▸ **Texto propuesto**:

+-------+

El pasado 28 de abril, se celebró la I Jornada de Neuropsicología “Evaluación e intervención neuropsicológica a lo largo del ciclo vital” organizada por el grupo de trabajo de Neuropsicología y Neurociencia de Valencia del Colegio Oficial de Psicólogos de la Comunidad Valenciana. En ella diferentes profesionales del ámbito de la neuropsicología pudieron compartir su experiencia profesional.
Águeda Sapiña, neuropsicóloga infantil de la Unidad de Daño Cerebral Hermanas Hospitalarias de Valencia, participó como ponente en esstas jornadas. En su ponencia pudo hablar sobre el “Daño Cerebral Adquirido en Oncología infantil”, abordando aspectos como los efectos derivados de la enfermedad y los tratamientos recibidos, protocolo de evaluación neuropsicológica así como la rehabilitación neuropsicológica en oncológia infantil.
Algunos de los aspectos claves a destacar durante su presentación, fue la importancia de realizarse un seguimiento neuropsicológico que permita detectar las secuelas desde el primer momento para realizar una rehabilitación precoz, así como la necesidad de un trabajo en red, en el que estén coordinados tanto la familia como todos los profesionales que intervienen.
Los niños con tumores cerebrales o leucemias que precisan de tratamiento directo sobre el sistema nervioso central constituyen un grupo de riesgo. La elevada supervivencia ha puesto en evidencia la existencia de secuelas neuropsicológicas, que pueden no ser detectadas hasta pasados varios años, provocando con ello dificultades en diversos ámbitos de la vida (escolar, familiar, social…).
Por tanto, un extenso protocolo de valoración neuropsicológica que abarque tanto las funciones cognitivas como los aspectos conductuales y/o emocionales y que nos permita seguir los déficits a largo plazo, es indispensable a la hora de detectar dichas secuelas desde el primer momento y establecer el plan de rehabilitación de forma precoz.
La intervención debe estar enmarcada en un marco holístico e integral, a través del “trabajo en red” que incluya al equipo médico del hospital, la familia, el entorno escolar, las unidades de neurorrehabilitación infantil, así como a cualquier otro profesional que intervenga con el niño.

+-------+

Elementos almacenados de una colección

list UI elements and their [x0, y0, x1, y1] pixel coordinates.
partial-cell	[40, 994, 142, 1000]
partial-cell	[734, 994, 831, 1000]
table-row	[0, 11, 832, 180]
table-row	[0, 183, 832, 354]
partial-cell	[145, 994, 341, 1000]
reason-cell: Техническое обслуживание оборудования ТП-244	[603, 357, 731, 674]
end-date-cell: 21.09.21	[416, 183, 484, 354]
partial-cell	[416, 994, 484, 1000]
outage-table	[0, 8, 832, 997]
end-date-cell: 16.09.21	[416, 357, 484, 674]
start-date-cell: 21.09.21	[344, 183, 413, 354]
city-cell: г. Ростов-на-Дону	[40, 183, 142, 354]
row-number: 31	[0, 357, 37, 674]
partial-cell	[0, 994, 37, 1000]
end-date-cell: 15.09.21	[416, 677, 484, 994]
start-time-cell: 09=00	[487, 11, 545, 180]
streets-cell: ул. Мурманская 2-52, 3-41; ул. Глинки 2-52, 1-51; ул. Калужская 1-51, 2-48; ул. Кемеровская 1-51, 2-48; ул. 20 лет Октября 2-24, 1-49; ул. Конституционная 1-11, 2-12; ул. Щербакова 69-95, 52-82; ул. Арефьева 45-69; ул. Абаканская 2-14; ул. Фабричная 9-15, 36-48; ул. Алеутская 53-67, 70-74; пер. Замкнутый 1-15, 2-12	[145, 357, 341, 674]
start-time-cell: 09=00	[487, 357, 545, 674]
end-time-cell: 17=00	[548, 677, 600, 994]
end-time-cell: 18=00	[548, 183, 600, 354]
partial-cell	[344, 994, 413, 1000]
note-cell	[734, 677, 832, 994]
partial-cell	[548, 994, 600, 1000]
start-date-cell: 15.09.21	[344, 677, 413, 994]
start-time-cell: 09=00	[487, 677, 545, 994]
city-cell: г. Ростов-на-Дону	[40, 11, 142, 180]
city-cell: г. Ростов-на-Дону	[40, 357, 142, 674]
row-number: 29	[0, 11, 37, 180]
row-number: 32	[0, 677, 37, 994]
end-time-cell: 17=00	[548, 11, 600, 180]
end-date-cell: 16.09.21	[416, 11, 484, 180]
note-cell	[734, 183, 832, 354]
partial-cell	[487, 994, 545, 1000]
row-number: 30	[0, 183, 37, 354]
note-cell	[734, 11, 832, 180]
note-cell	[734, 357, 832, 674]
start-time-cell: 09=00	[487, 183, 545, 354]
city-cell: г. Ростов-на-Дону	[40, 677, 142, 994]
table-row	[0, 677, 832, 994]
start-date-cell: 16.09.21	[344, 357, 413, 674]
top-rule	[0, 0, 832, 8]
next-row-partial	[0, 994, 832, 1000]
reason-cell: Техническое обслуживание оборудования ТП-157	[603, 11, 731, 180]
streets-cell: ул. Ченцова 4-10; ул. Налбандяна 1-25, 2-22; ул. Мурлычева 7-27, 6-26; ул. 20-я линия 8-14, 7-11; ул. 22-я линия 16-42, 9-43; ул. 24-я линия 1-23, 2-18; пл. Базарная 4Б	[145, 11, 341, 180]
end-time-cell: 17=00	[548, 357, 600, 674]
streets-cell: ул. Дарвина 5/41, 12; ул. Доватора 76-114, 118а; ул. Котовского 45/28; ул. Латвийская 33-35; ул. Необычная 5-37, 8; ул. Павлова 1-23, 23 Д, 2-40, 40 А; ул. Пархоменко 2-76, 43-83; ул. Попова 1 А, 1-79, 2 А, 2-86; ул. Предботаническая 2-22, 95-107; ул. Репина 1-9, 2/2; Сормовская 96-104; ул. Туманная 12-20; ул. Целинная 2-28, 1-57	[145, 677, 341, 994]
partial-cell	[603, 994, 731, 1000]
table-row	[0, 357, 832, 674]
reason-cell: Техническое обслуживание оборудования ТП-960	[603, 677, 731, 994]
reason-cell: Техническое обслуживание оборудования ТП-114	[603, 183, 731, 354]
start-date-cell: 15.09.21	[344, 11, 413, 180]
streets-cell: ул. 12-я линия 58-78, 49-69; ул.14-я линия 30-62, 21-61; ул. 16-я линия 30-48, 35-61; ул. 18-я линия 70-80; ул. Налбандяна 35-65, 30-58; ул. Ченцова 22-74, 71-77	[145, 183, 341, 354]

+-------+

▸ **Actividades**:
a) Según el texto sobre la jornada de neuropsicología, ¿por qué es indispensable un extenso protocolo de valoración neuropsicológica en los niños con tumores cerebrales o leucemias? Responde en una a tres oraciones.
b) Contesta estas preguntas sobre el texto sobre la jornada de neuropsicología:
(i) ¿En qué fecha se celebró la I Jornada de Neuropsicología?
(ii) ¿En qué unidad trabaja Águeda Sapiña como neuropsicóloga infantil?
(iii) ¿Qué niños constituyen un grupo de riesgo?

▸ **Soluciones por tarea**:
a) La elevada supervivencia de estos niños ha puesto en evidencia secuelas neuropsicológicas que pueden no detectarse hasta pasados varios años y que provocan dificultades en los ámbitos escolar, familiar y social. Un protocolo extenso que abarque las funciones cognitivas y los aspectos conductuales y/o emocionales permite seguir los déficits a largo plazo. Así se detectan las secuelas desde el primer momento y se establece de forma precoz el plan de rehabilitación.

b)
(i) El 28 de abril.
(ii) En la Unidad de Daño Cerebral Hermanas Hospitalarias de Valencia.
(iii) Los niños con tumores cerebrales o leucemias que precisan tratamiento directo sobre el sistema nervioso central.